[Some records]

* * *

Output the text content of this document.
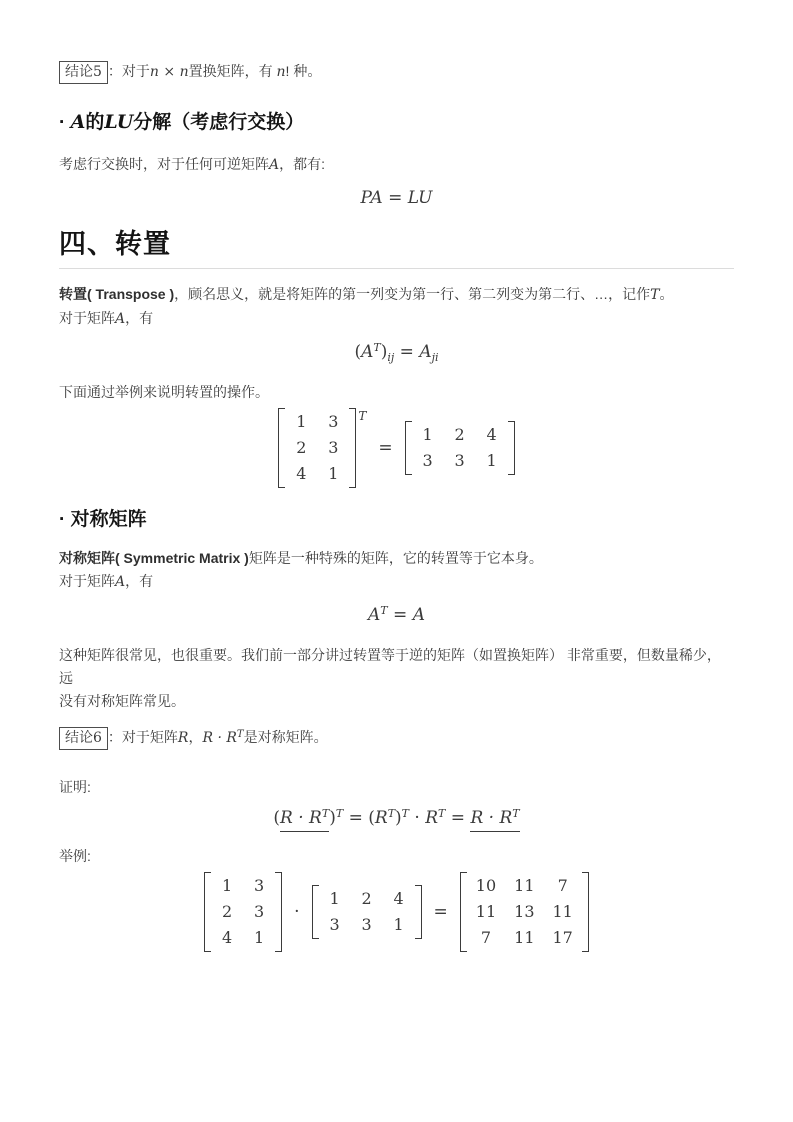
结论5 ：对于n × n置换矩阵，有 n! 种。

· A的LU分解（考虑行交换）

考虑行交换时，对于任何可逆矩阵A，都有:

PA = LU
四、转置

转置( Transpose )，顾名思义，就是将矩阵的第一列变为第一行、第二列变为第二行、…，记作T。
对于矩阵A，有

$(A^T)_{ij} = A_{ji}$

下面通过举例来说明转置的操作。

1 3
2 3
4 1
T
=
1 2 4
3 3 1
· 对称矩阵

对称矩阵( Symmetric Matrix )矩阵是一种特殊的矩阵，它的转置等于它本身。
对于矩阵A，有

$A^T = A$

这种矩阵很常见，也很重要。我们前一部分讲过转置等于逆的矩阵（如置换矩阵） 非常重要，但数量稀少，远
没有对称矩阵常见。

结论6 ：对于矩阵R，$R \cdot R^T$是对称矩阵。

证明:

$(R \cdot R^T)^T = (R^T)^T \cdot R^T = R \cdot R^T$

举例:

1 3
2 3
4 1
·
1 2 4
3 3 1
=
10 11	7
11 13 11
7	11 17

* * *

§ **Directions for this task**
Return the listing above in full and without alteration, excluding its pictures.

§ **Correct result**
Output the text content of this document.
结论5 ：对于n × n置换矩阵，有 n! 种。

· A的LU分解（考虑行交换）

考虑行交换时，对于任何可逆矩阵A，都有:

PA = LU
四、转置

转置( Transpose )，顾名思义，就是将矩阵的第一列变为第一行、第二列变为第二行、…，记作T。
对于矩阵A，有

$(A^T)_{ij} = A_{ji}$

下面通过举例来说明转置的操作。

1 3
2 3
4 1
T
=
1 2 4
3 3 1
· 对称矩阵

对称矩阵( Symmetric Matrix )矩阵是一种特殊的矩阵，它的转置等于它本身。
对于矩阵A，有

$A^T = A$

这种矩阵很常见，也很重要。我们前一部分讲过转置等于逆的矩阵（如置换矩阵） 非常重要，但数量稀少，远
没有对称矩阵常见。

结论6 ：对于矩阵R，$R \cdot R^T$是对称矩阵。

证明:

$(R \cdot R^T)^T = (R^T)^T \cdot R^T = R \cdot R^T$

举例:

1 3
2 3
4 1
·
1 2 4
3 3 1
=
10 11	7
11 13 11
7	11 17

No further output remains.